### Zu erledigende Aufgabe
Fassen Sie im Artikel über den Emissionsmarkt den Absatz, der mit „Obwohl“ beginnt, in höchstens drei Stichpunkten zusammen.

### Textauszug
* * * * * * *

Die Hoffnungen in den Emissionsabteilungen ruhten auf T-Mobile
In den Banken steigt die Fieberkurve

Noch versetzt die Dauerkrise am Emissionsmarkt die Banken anscheinend nicht in Panik. Noch ist kein Institut bereit, zu beziffern, welche Konsequenzen ein weiteres Jahr der Flaute bei Aktienplatzierungen für die entsprechenden Abteilungen haben könnte.

hof/pot FRANKFURT/M. Noch versetzt die Dauerkrise am Emissionsmarkt die Banken anscheinend nicht in Panik. Noch ist kein Institut bereit, zu beziffern, welche Konsequenzen ein weiteres Jahr der Flaute bei Aktienplatzierungen für die entsprechenden Abteilungen haben könnte. Doch nachdem BHW und Private Media in den letzten Wochen beim Versuch von Aktienplatzierungen scheiterten und der Stromkonzern EnBW seine Emission verschoben hat, droht nun auch der Hoffnungsschimmer T-Mobile zu verblassen. Nach den Äußerungen von Telekom-Chef Ron Sommer dürfte der anvisierte Juni-Termin für den Börsengangs illusorisch und der November unsicher sein.

Obwohl "Ron Sommer nur gesagt hat, was realistisch ist", wie der Chef einer Konsortialabteilung einer deutschen Großbank meint, dürfte die Auslastung in diesen Bereichen bald die Schmerzgrenze erreichen - mit Konsequenzen für die Beschäftigten. Auch wenn stimmt, was der Leiter des Emissionsgeschäfts einer amerikanischen Bank in Frankfurt sagt, nämlich dass "der Markt durch die Aussagen von Sommer weder besser noch schlechter" wird, so wird er bei einer T-Mobile-Absage doch um ein gutes Stück kleiner. Eine Reduzierung der Kapazitäten wird zwingend.

* * * * * * *

### Bereitgestelltes Material
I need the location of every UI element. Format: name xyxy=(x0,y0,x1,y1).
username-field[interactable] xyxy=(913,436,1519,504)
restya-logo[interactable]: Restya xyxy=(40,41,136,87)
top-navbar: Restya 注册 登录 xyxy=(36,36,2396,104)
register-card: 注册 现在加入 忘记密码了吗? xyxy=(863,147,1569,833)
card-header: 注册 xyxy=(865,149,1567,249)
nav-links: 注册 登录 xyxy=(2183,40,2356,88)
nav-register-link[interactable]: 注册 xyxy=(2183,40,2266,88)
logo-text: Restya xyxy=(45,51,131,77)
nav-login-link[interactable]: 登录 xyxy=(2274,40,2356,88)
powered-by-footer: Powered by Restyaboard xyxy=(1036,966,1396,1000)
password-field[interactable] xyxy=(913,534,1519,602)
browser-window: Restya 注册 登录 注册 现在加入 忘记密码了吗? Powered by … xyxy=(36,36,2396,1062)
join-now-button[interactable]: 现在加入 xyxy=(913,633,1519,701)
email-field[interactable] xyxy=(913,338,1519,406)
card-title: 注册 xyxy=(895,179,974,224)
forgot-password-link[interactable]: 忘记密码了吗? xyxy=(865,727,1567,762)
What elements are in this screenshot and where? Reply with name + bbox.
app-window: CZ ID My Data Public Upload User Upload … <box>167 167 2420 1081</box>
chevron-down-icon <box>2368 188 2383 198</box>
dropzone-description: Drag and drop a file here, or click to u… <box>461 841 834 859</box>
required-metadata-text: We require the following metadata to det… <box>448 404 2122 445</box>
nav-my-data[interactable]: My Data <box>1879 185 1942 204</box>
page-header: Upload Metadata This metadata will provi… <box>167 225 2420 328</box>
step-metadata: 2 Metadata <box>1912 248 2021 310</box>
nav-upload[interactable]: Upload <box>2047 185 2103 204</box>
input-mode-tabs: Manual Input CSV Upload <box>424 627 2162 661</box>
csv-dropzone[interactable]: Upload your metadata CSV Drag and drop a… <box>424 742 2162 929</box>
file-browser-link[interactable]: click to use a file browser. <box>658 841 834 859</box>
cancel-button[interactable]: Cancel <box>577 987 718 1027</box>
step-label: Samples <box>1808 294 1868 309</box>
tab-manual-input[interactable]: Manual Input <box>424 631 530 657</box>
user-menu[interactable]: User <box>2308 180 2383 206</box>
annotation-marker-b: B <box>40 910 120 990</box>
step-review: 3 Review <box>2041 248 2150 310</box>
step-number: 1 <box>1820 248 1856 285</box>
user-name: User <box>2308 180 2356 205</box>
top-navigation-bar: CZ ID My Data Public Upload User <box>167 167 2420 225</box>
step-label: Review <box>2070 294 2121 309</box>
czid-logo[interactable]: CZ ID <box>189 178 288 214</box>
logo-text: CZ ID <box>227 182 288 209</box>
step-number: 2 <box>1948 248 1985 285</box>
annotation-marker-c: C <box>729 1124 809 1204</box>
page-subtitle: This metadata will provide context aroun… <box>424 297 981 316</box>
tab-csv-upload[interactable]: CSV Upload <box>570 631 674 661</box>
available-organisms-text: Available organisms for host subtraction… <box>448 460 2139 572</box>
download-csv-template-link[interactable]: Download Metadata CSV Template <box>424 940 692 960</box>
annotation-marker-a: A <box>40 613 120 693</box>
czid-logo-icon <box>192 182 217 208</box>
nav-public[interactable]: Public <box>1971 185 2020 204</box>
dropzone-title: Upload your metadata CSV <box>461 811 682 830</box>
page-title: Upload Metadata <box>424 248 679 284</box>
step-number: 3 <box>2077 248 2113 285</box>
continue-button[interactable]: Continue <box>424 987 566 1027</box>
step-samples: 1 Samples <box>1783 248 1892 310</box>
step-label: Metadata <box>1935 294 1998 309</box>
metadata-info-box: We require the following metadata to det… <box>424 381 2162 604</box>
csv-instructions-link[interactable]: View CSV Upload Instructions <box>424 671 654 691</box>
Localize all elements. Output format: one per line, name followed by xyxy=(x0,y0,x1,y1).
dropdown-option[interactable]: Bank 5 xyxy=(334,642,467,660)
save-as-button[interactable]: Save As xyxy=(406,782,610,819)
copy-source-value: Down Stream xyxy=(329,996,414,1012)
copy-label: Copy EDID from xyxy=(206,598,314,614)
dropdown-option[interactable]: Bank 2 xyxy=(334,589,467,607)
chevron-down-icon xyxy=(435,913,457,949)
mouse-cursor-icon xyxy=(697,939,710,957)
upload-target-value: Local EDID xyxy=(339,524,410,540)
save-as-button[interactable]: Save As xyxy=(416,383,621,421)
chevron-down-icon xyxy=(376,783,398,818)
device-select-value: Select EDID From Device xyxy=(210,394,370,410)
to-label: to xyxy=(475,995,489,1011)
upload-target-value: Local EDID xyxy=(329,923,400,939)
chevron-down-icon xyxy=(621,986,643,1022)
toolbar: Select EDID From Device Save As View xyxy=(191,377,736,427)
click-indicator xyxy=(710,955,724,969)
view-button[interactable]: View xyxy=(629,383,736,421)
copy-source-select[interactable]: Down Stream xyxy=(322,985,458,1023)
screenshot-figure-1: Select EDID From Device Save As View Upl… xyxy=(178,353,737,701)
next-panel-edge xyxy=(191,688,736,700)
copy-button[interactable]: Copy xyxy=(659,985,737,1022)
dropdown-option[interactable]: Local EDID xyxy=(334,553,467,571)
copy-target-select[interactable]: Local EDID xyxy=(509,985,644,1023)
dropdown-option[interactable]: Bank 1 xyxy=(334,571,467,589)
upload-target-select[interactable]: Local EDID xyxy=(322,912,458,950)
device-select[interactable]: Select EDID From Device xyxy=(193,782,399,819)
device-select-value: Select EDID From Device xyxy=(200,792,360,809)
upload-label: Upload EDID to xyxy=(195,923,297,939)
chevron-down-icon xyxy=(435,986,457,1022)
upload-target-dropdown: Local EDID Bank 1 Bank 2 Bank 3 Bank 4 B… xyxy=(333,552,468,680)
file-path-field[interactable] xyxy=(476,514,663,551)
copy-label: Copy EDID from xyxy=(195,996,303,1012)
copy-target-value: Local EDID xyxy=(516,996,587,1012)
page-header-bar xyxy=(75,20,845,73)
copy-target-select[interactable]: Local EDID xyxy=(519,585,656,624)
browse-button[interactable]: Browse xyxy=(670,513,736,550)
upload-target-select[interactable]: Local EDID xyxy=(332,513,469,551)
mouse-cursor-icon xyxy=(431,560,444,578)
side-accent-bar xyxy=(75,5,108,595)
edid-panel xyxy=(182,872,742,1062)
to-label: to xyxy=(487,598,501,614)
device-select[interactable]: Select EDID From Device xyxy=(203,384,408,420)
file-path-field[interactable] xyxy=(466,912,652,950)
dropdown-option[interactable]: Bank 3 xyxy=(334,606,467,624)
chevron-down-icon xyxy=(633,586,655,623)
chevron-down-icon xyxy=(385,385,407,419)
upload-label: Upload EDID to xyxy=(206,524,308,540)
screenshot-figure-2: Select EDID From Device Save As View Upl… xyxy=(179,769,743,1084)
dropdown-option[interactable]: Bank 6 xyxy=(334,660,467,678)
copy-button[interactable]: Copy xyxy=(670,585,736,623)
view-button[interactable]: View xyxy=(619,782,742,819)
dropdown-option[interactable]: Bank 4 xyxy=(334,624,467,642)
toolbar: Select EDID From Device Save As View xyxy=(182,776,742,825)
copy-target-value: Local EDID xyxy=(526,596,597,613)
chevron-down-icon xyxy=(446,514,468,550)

* * * * * * *

### Schriftliche Antwort
- Der Chef einer Konsortialabteilung einer deutschen Großbank meint, Ron Sommer habe nur gesagt, was realistisch ist. Dennoch dürfte die Auslastung dieser Bereiche bald die Schmerzgrenze erreichen, mit Konsequenzen für die Beschäftigten.
- Der Leiter des Emissionsgeschäfts einer amerikanischen Bank in Frankfurt sieht den Markt durch Sommers Aussagen weder besser noch schlechter. Bei einer T-Mobile-Absage wird der Markt jedoch um ein gutes Stück kleiner.
- Eine Reduzierung der Kapazitäten wird zwingend.